▶ [Check your understanding]
A - Answer these from the trigonometry thread, one line each, marked (i), (ii), (iii):
(i) What condition on x, y and z does the question give?
(ii) Where does Answer 1 tell the reader to find the solution?
(iii) What formula does the list give for sin 3A?
B - Translate this sentence from the trigonometry thread into Spanish: "Refer the solution in attachment."

Question

If $\rm{x +y + z = \pi}$prove the trigonometric identity $\tt\blue{\cot\frac{x}{2 } + \cot\frac{y}{2} + \cot\frac{z}{2} = \cot \frac{x}{2} \cot \frac{y}{2} \cot \frac{z}{2}}$​

Answer 1

Refer the solution in attachment.

Some useful formulae:

• cos (A + B) = (cos A•cos B - 1)/(cos A + cos B)
• cos (A - B) = (cos A•cos B + 1)/(cos A - cos B)
• sin (A + B) = sin A•cos B + cos A•sin B
• sin (A - B) = sin A•cos B - cos A•sin B
• cos (A + B) = cos A•cos B - sin A•sinB
• cos (A - B) = cos A•cos B + sin A•sinB
• tan (A + B) = (tan A + tan B)/(1 - tan A•tan B)
• tan (A + B) = (tan A - tan B)/(1 + tan A•tan B)
• sin 2A = 2 sin A• cos A
• sin 2A = (2 tan A)/(1 + tan²A)
• cos 2A = cos²A - sin²A
• cos 2A = 1 - 2 sin²A
• cos 2A = 2 cos²A - 1
• cos 2A = (1 - tan²A)/(1 + tan²A)
• tan 2A = (2 tan A)/(1 - tan²A)
• sin 3A = 3 sin A - 4 sin³A
• cos 3A = 4 cos³A - 3 cos A
• tan 3A = (3 tan A - tan³A)/(1 - 3 tan²A)
• cot 3A = (cot³A - 3 cot A)/(3 cot²A - 1)

▶ [Provided material]
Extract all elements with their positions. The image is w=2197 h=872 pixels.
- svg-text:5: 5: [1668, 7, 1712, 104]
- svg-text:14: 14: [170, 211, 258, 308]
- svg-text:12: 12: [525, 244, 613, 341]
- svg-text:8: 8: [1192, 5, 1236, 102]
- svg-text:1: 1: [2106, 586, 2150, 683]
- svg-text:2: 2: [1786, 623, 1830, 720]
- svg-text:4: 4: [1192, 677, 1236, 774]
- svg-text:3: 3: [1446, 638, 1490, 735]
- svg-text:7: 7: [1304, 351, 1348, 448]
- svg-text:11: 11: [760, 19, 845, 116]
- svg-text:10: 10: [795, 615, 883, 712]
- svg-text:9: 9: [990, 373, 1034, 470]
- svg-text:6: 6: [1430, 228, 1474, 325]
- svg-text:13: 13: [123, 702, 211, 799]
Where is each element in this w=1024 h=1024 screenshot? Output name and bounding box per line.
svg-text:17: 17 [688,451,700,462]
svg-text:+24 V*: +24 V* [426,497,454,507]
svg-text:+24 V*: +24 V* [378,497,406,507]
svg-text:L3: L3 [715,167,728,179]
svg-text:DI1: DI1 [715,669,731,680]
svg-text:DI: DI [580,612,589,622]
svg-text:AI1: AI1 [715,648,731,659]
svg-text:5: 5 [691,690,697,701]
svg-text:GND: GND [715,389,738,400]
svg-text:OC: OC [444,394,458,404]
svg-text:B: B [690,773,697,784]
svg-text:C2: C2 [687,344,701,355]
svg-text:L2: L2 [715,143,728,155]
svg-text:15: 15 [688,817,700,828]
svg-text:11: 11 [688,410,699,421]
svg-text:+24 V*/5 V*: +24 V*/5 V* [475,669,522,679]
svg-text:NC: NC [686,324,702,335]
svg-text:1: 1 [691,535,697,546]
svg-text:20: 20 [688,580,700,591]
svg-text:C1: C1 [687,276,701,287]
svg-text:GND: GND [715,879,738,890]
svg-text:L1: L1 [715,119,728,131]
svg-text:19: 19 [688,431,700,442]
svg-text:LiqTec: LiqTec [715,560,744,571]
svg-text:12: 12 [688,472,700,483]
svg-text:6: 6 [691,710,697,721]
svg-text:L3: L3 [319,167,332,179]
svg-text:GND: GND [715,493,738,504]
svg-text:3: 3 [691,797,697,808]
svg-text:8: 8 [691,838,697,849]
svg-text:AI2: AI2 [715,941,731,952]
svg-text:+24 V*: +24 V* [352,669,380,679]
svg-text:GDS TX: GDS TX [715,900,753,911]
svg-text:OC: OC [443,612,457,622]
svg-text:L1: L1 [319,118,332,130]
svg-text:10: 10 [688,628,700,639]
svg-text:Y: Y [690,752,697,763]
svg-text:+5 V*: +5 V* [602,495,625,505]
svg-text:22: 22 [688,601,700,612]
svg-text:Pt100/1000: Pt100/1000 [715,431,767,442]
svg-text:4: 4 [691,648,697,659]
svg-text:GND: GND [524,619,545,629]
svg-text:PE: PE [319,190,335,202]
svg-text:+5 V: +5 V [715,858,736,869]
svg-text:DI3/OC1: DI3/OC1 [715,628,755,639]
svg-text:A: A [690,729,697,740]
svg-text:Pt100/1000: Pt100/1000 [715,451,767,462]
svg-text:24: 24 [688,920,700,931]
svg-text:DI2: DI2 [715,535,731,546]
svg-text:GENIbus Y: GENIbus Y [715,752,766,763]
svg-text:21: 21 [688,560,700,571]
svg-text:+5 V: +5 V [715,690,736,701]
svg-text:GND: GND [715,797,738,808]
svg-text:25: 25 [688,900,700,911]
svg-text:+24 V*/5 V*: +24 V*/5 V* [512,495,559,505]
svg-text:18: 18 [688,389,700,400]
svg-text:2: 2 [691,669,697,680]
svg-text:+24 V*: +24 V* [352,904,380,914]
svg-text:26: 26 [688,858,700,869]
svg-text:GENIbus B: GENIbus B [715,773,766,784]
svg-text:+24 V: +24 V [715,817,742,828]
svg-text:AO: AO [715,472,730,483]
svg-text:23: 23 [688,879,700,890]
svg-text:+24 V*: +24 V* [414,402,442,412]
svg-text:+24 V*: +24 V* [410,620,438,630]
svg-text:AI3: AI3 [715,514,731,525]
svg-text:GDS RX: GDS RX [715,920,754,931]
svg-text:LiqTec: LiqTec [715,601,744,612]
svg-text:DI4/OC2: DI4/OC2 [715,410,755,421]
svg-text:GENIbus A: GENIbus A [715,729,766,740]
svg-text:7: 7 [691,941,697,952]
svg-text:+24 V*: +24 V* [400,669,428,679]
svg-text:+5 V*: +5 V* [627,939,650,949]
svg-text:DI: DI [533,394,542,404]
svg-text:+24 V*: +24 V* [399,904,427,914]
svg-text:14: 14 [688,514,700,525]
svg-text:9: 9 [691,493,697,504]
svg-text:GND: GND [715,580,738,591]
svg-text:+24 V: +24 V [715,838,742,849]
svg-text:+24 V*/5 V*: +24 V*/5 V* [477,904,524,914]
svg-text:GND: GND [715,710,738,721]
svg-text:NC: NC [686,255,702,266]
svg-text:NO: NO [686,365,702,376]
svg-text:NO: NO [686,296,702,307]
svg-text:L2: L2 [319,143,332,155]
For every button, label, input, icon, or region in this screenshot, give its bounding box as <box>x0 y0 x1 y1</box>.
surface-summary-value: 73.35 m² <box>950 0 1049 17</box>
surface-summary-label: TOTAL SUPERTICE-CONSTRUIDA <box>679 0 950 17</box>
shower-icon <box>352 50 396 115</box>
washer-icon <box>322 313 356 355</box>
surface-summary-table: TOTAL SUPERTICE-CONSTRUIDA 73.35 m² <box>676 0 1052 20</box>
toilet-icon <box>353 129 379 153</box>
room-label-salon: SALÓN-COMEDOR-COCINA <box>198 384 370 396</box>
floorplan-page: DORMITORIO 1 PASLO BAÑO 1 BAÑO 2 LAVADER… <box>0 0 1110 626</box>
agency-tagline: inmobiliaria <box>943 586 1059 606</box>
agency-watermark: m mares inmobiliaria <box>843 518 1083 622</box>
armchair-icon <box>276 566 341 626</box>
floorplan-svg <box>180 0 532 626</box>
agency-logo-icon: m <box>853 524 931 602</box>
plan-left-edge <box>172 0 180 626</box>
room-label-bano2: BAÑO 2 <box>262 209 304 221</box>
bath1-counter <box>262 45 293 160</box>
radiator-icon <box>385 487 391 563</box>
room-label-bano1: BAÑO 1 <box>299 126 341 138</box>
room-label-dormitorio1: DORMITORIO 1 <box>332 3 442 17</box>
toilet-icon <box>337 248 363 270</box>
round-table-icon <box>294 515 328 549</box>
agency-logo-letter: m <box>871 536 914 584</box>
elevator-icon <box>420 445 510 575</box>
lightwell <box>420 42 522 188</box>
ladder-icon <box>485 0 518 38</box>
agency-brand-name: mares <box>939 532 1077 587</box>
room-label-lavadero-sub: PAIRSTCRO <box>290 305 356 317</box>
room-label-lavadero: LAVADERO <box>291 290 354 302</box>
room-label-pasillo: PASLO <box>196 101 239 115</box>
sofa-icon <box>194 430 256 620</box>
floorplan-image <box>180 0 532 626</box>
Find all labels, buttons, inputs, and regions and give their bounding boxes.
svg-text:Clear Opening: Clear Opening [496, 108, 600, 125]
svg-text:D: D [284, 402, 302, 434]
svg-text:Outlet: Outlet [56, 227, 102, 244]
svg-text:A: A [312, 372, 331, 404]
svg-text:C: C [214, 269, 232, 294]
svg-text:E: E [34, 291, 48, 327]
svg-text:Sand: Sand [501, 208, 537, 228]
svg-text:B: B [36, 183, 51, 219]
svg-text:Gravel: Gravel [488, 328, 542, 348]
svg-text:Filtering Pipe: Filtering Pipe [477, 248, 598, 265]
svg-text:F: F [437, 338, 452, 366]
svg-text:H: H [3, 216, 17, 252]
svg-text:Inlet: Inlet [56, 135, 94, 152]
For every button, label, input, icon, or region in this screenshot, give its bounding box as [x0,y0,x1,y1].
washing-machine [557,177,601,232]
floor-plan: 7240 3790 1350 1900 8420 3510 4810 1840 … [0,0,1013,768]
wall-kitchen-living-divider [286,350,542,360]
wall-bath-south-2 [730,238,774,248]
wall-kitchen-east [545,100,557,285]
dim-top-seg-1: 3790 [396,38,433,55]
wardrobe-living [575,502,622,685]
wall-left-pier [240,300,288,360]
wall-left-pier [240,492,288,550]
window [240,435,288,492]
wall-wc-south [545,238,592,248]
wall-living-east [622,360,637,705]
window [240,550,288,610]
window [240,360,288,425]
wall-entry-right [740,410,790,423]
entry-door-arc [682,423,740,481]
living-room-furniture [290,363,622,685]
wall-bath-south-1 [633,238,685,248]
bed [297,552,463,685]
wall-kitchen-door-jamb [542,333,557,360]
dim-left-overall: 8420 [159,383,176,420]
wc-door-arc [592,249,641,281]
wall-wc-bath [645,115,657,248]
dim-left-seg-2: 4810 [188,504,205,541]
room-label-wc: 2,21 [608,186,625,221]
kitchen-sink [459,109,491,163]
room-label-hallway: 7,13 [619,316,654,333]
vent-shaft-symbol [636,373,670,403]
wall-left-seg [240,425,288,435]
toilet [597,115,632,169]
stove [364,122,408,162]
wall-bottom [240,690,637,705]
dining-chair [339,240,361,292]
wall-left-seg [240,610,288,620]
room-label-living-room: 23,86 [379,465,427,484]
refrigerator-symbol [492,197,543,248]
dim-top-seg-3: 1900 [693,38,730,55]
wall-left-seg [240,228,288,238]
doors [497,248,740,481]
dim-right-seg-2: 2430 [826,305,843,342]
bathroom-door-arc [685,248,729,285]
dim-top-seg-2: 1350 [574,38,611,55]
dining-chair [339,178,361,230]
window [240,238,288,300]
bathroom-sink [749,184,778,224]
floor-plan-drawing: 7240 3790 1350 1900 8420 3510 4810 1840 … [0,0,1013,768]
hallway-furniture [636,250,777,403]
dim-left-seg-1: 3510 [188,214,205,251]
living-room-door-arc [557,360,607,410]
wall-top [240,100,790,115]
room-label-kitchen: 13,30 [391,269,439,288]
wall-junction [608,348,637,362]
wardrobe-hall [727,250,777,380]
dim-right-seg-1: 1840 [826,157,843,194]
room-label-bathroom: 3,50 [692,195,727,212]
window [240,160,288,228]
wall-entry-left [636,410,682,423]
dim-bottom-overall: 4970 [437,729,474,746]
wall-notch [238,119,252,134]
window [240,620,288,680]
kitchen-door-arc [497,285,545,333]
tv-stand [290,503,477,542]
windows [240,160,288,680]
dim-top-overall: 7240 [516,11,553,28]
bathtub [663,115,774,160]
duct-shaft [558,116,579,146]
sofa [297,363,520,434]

▶ [Written answers]
A -
(i) x + y + z = π
(ii) In the attachment
(iii) sin 3A = 3 sin A - 4 sin³A

B - Consulte la solución en el archivo adjunto.